What is being asked — Every entry that follows should be repeated exactly; drop the images.

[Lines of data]
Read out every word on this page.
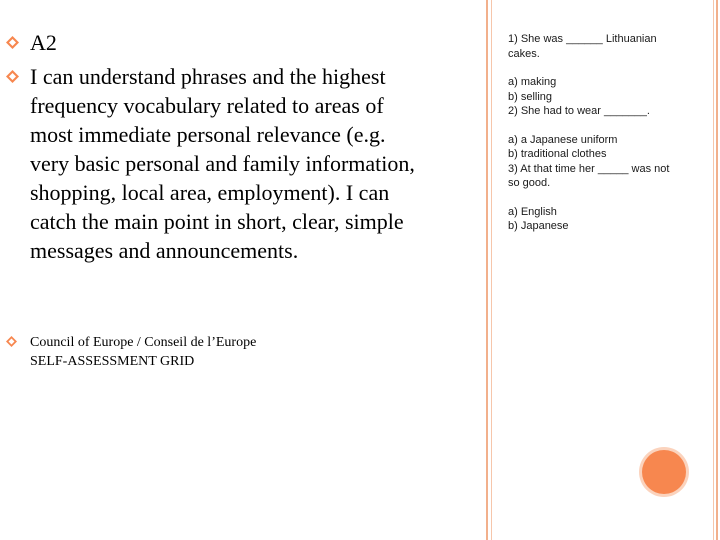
A2
I can understand phrases and the highest frequency vocabulary related to areas of most immediate personal relevance (e.g. very basic personal and family information, shopping, local area, employment). I can catch the main point in short, clear, simple messages and announcements.
Council of Europe / Conseil de l’Europe
SELF-ASSESSMENT GRID
1) She was ______ Lithuanian
cakes.
a) making
b) selling
2) She had to wear _______.
a) a Japanese uniform
b) traditional clothes
3) At that time her _____ was not
so good.
a) English
b) Japanese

Exercise answer —
Read out every word on this page.
A2
I can understand phrases and the highest frequency vocabulary related to areas of most immediate personal relevance (e.g. very basic personal and family information, shopping, local area, employment). I can catch the main point in short, clear, simple messages and announcements.
Council of Europe / Conseil de l’Europe
SELF-ASSESSMENT GRID
1) She was ______ Lithuanian
cakes.
a) making
b) selling
2) She had to wear _______.
a) a Japanese uniform
b) traditional clothes
3) At that time her _____ was not
so good.
a) English
b) Japanese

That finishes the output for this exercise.